→ Task description:
Please restate the following records word for word.

* start *

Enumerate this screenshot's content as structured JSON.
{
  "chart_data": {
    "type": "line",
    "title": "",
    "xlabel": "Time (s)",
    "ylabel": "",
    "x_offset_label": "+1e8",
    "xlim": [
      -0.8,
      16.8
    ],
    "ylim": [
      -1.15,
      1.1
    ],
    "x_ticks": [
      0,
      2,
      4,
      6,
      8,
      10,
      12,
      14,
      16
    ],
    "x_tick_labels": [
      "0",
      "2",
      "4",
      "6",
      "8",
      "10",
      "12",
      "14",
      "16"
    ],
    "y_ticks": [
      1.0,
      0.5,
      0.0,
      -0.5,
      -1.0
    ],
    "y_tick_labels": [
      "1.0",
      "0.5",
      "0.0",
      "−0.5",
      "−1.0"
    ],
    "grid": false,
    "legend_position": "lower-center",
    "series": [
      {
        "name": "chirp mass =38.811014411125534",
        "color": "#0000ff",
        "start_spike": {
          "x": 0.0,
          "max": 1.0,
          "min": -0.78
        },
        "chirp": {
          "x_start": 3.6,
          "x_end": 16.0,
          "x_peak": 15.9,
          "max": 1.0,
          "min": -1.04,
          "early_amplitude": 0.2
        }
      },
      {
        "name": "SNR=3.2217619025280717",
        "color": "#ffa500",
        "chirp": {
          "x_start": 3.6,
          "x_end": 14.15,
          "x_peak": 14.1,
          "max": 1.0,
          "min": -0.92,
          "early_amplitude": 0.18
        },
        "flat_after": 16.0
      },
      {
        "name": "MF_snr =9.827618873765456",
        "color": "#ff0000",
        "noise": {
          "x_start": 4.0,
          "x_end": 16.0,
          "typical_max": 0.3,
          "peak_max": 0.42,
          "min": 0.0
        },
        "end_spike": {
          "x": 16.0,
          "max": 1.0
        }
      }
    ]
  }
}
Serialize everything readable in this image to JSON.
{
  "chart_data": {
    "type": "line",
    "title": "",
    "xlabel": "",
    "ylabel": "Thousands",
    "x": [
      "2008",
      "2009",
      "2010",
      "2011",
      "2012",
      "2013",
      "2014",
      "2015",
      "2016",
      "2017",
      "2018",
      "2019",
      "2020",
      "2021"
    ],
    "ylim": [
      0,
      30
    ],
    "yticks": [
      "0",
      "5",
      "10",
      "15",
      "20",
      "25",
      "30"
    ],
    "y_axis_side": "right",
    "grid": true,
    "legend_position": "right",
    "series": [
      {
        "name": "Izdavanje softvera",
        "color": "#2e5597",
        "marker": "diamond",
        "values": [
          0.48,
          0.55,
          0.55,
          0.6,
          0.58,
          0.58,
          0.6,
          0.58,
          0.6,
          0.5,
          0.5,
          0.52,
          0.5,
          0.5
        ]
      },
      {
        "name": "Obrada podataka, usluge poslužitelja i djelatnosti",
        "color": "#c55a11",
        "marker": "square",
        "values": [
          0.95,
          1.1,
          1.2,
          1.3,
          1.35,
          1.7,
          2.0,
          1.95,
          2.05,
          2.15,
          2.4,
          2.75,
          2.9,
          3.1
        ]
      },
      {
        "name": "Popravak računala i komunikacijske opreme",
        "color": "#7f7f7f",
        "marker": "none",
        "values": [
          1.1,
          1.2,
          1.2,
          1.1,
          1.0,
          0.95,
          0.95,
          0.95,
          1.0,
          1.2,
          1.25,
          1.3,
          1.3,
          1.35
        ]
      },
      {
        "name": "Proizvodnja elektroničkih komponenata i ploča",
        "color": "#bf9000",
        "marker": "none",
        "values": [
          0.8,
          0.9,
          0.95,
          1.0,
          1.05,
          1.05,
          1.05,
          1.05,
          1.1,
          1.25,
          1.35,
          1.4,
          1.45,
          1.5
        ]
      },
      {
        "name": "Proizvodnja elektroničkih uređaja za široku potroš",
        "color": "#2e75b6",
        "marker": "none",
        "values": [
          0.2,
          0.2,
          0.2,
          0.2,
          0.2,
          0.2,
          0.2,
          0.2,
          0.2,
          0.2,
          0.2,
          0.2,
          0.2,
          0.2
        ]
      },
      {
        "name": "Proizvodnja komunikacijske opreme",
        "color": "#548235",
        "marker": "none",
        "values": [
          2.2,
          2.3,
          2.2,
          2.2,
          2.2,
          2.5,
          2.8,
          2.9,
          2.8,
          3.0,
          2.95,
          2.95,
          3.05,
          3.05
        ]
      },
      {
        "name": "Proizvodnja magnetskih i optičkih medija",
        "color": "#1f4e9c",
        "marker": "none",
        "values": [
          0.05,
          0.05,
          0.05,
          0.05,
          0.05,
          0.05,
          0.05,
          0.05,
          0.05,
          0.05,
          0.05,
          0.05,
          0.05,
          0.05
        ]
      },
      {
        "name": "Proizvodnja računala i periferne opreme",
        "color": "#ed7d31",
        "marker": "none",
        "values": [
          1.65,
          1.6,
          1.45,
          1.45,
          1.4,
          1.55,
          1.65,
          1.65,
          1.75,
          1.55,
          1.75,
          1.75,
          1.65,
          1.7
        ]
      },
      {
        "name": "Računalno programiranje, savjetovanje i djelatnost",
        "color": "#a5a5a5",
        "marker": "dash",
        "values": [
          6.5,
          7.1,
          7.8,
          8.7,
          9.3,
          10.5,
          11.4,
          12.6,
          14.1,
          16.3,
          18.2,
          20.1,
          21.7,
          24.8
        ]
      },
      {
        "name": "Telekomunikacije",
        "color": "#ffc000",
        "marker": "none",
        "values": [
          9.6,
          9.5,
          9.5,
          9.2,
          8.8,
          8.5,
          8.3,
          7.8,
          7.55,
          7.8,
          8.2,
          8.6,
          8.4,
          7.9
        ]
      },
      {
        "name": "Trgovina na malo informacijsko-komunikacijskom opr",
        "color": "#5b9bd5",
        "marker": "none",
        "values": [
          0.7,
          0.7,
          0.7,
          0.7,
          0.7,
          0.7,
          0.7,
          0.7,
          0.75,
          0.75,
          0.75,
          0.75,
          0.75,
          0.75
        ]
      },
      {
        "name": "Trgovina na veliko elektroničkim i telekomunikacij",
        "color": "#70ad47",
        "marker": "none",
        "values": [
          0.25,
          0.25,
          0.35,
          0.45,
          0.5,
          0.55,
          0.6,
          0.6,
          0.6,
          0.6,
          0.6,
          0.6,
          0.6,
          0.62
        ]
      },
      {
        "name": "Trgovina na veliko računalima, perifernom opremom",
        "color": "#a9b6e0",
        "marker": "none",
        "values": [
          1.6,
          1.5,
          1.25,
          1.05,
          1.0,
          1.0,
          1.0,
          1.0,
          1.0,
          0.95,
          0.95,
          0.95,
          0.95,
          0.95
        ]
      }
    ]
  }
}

* end *

→ Reply to the task:
Enumerate this screenshot's content as structured JSON.
{
  "chart_data": {
    "type": "line",
    "title": "",
    "xlabel": "Time (s)",
    "ylabel": "",
    "x_offset_label": "+1e8",
    "xlim": [
      -0.8,
      16.8
    ],
    "ylim": [
      -1.15,
      1.1
    ],
    "x_ticks": [
      0,
      2,
      4,
      6,
      8,
      10,
      12,
      14,
      16
    ],
    "x_tick_labels": [
      "0",
      "2",
      "4",
      "6",
      "8",
      "10",
      "12",
      "14",
      "16"
    ],
    "y_ticks": [
      1.0,
      0.5,
      0.0,
      -0.5,
      -1.0
    ],
    "y_tick_labels": [
      "1.0",
      "0.5",
      "0.0",
      "−0.5",
      "−1.0"
    ],
    "grid": false,
    "legend_position": "lower-center",
    "series": [
      {
        "name": "chirp mass =38.811014411125534",
        "color": "#0000ff",
        "start_spike": {
          "x": 0.0,
          "max": 1.0,
          "min": -0.78
        },
        "chirp": {
          "x_start": 3.6,
          "x_end": 16.0,
          "x_peak": 15.9,
          "max": 1.0,
          "min": -1.04,
          "early_amplitude": 0.2
        }
      },
      {
        "name": "SNR=3.2217619025280717",
        "color": "#ffa500",
        "chirp": {
          "x_start": 3.6,
          "x_end": 14.15,
          "x_peak": 14.1,
          "max": 1.0,
          "min": -0.92,
          "early_amplitude": 0.18
        },
        "flat_after": 16.0
      },
      {
        "name": "MF_snr =9.827618873765456",
        "color": "#ff0000",
        "noise": {
          "x_start": 4.0,
          "x_end": 16.0,
          "typical_max": 0.3,
          "peak_max": 0.42,
          "min": 0.0
        },
        "end_spike": {
          "x": 16.0,
          "max": 1.0
        }
      }
    ]
  }
}
Serialize everything readable in this image to JSON.
{
  "chart_data": {
    "type": "line",
    "title": "",
    "xlabel": "",
    "ylabel": "Thousands",
    "x": [
      "2008",
      "2009",
      "2010",
      "2011",
      "2012",
      "2013",
      "2014",
      "2015",
      "2016",
      "2017",
      "2018",
      "2019",
      "2020",
      "2021"
    ],
    "ylim": [
      0,
      30
    ],
    "yticks": [
      "0",
      "5",
      "10",
      "15",
      "20",
      "25",
      "30"
    ],
    "y_axis_side": "right",
    "grid": true,
    "legend_position": "right",
    "series": [
      {
        "name": "Izdavanje softvera",
        "color": "#2e5597",
        "marker": "diamond",
        "values": [
          0.48,
          0.55,
          0.55,
          0.6,
          0.58,
          0.58,
          0.6,
          0.58,
          0.6,
          0.5,
          0.5,
          0.52,
          0.5,
          0.5
        ]
      },
      {
        "name": "Obrada podataka, usluge poslužitelja i djelatnosti",
        "color": "#c55a11",
        "marker": "square",
        "values": [
          0.95,
          1.1,
          1.2,
          1.3,
          1.35,
          1.7,
          2.0,
          1.95,
          2.05,
          2.15,
          2.4,
          2.75,
          2.9,
          3.1
        ]
      },
      {
        "name": "Popravak računala i komunikacijske opreme",
        "color": "#7f7f7f",
        "marker": "none",
        "values": [
          1.1,
          1.2,
          1.2,
          1.1,
          1.0,
          0.95,
          0.95,
          0.95,
          1.0,
          1.2,
          1.25,
          1.3,
          1.3,
          1.35
        ]
      },
      {
        "name": "Proizvodnja elektroničkih komponenata i ploča",
        "color": "#bf9000",
        "marker": "none",
        "values": [
          0.8,
          0.9,
          0.95,
          1.0,
          1.05,
          1.05,
          1.05,
          1.05,
          1.1,
          1.25,
          1.35,
          1.4,
          1.45,
          1.5
        ]
      },
      {
        "name": "Proizvodnja elektroničkih uređaja za široku potroš",
        "color": "#2e75b6",
        "marker": "none",
        "values": [
          0.2,
          0.2,
          0.2,
          0.2,
          0.2,
          0.2,
          0.2,
          0.2,
          0.2,
          0.2,
          0.2,
          0.2,
          0.2,
          0.2
        ]
      },
      {
        "name": "Proizvodnja komunikacijske opreme",
        "color": "#548235",
        "marker": "none",
        "values": [
          2.2,
          2.3,
          2.2,
          2.2,
          2.2,
          2.5,
          2.8,
          2.9,
          2.8,
          3.0,
          2.95,
          2.95,
          3.05,
          3.05
        ]
      },
      {
        "name": "Proizvodnja magnetskih i optičkih medija",
        "color": "#1f4e9c",
        "marker": "none",
        "values": [
          0.05,
          0.05,
          0.05,
          0.05,
          0.05,
          0.05,
          0.05,
          0.05,
          0.05,
          0.05,
          0.05,
          0.05,
          0.05,
          0.05
        ]
      },
      {
        "name": "Proizvodnja računala i periferne opreme",
        "color": "#ed7d31",
        "marker": "none",
        "values": [
          1.65,
          1.6,
          1.45,
          1.45,
          1.4,
          1.55,
          1.65,
          1.65,
          1.75,
          1.55,
          1.75,
          1.75,
          1.65,
          1.7
        ]
      },
      {
        "name": "Računalno programiranje, savjetovanje i djelatnost",
        "color": "#a5a5a5",
        "marker": "dash",
        "values": [
          6.5,
          7.1,
          7.8,
          8.7,
          9.3,
          10.5,
          11.4,
          12.6,
          14.1,
          16.3,
          18.2,
          20.1,
          21.7,
          24.8
        ]
      },
      {
        "name": "Telekomunikacije",
        "color": "#ffc000",
        "marker": "none",
        "values": [
          9.6,
          9.5,
          9.5,
          9.2,
          8.8,
          8.5,
          8.3,
          7.8,
          7.55,
          7.8,
          8.2,
          8.6,
          8.4,
          7.9
        ]
      },
      {
        "name": "Trgovina na malo informacijsko-komunikacijskom opr",
        "color": "#5b9bd5",
        "marker": "none",
        "values": [
          0.7,
          0.7,
          0.7,
          0.7,
          0.7,
          0.7,
          0.7,
          0.7,
          0.75,
          0.75,
          0.75,
          0.75,
          0.75,
          0.75
        ]
      },
      {
        "name": "Trgovina na veliko elektroničkim i telekomunikacij",
        "color": "#70ad47",
        "marker": "none",
        "values": [
          0.25,
          0.25,
          0.35,
          0.45,
          0.5,
          0.55,
          0.6,
          0.6,
          0.6,
          0.6,
          0.6,
          0.6,
          0.6,
          0.62
        ]
      },
      {
        "name": "Trgovina na veliko računalima, perifernom opremom",
        "color": "#a9b6e0",
        "marker": "none",
        "values": [
          1.6,
          1.5,
          1.25,
          1.05,
          1.0,
          1.0,
          1.0,
          1.0,
          1.0,
          0.95,
          0.95,
          0.95,
          0.95,
          0.95
        ]
      }
    ]
  }
}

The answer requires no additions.